Task material
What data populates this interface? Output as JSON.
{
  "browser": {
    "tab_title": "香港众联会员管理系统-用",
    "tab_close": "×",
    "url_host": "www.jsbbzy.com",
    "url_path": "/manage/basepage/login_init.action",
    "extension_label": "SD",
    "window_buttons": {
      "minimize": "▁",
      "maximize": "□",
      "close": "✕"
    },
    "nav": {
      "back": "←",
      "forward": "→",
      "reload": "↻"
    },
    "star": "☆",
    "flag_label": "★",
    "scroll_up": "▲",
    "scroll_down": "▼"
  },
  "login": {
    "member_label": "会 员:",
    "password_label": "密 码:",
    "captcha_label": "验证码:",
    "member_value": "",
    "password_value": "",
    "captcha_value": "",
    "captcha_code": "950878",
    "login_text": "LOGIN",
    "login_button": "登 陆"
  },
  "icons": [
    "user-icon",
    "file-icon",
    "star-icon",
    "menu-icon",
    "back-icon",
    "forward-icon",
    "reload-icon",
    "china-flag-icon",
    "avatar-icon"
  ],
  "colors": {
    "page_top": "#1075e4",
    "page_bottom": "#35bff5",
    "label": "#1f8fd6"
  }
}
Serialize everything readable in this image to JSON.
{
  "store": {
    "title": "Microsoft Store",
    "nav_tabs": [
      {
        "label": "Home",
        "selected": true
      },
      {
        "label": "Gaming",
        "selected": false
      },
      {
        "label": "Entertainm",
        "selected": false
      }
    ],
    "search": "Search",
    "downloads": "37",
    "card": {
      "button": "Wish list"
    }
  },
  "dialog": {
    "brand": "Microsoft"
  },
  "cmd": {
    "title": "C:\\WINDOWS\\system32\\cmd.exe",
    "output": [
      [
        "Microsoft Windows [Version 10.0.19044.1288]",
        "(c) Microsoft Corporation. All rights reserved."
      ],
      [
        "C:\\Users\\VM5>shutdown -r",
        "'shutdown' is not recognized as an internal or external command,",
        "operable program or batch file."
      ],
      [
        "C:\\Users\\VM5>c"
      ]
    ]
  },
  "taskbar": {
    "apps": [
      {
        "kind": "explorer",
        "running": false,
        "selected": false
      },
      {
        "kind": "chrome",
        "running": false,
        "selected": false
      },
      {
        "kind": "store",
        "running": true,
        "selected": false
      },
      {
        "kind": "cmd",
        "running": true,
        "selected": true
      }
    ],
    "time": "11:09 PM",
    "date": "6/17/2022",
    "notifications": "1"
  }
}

Exercise
Transcribe every entry word for word.

Response
What data populates this interface? Output as JSON.
{
  "browser": {
    "tab_title": "香港众联会员管理系统-用",
    "tab_close": "×",
    "url_host": "www.jsbbzy.com",
    "url_path": "/manage/basepage/login_init.action",
    "extension_label": "SD",
    "window_buttons": {
      "minimize": "▁",
      "maximize": "□",
      "close": "✕"
    },
    "nav": {
      "back": "←",
      "forward": "→",
      "reload": "↻"
    },
    "star": "☆",
    "flag_label": "★",
    "scroll_up": "▲",
    "scroll_down": "▼"
  },
  "login": {
    "member_label": "会 员:",
    "password_label": "密 码:",
    "captcha_label": "验证码:",
    "member_value": "",
    "password_value": "",
    "captcha_value": "",
    "captcha_code": "950878",
    "login_text": "LOGIN",
    "login_button": "登 陆"
  },
  "icons": [
    "user-icon",
    "file-icon",
    "star-icon",
    "menu-icon",
    "back-icon",
    "forward-icon",
    "reload-icon",
    "china-flag-icon",
    "avatar-icon"
  ],
  "colors": {
    "page_top": "#1075e4",
    "page_bottom": "#35bff5",
    "label": "#1f8fd6"
  }
}
Serialize everything readable in this image to JSON.
{
  "store": {
    "title": "Microsoft Store",
    "nav_tabs": [
      {
        "label": "Home",
        "selected": true
      },
      {
        "label": "Gaming",
        "selected": false
      },
      {
        "label": "Entertainm",
        "selected": false
      }
    ],
    "search": "Search",
    "downloads": "37",
    "card": {
      "button": "Wish list"
    }
  },
  "dialog": {
    "brand": "Microsoft"
  },
  "cmd": {
    "title": "C:\\WINDOWS\\system32\\cmd.exe",
    "output": [
      [
        "Microsoft Windows [Version 10.0.19044.1288]",
        "(c) Microsoft Corporation. All rights reserved."
      ],
      [
        "C:\\Users\\VM5>shutdown -r",
        "'shutdown' is not recognized as an internal or external command,",
        "operable program or batch file."
      ],
      [
        "C:\\Users\\VM5>c"
      ]
    ]
  },
  "taskbar": {
    "apps": [
      {
        "kind": "explorer",
        "running": false,
        "selected": false
      },
      {
        "kind": "chrome",
        "running": false,
        "selected": false
      },
      {
        "kind": "store",
        "running": true,
        "selected": false
      },
      {
        "kind": "cmd",
        "running": true,
        "selected": true
      }
    ],
    "time": "11:09 PM",
    "date": "6/17/2022",
    "notifications": "1"
  }
}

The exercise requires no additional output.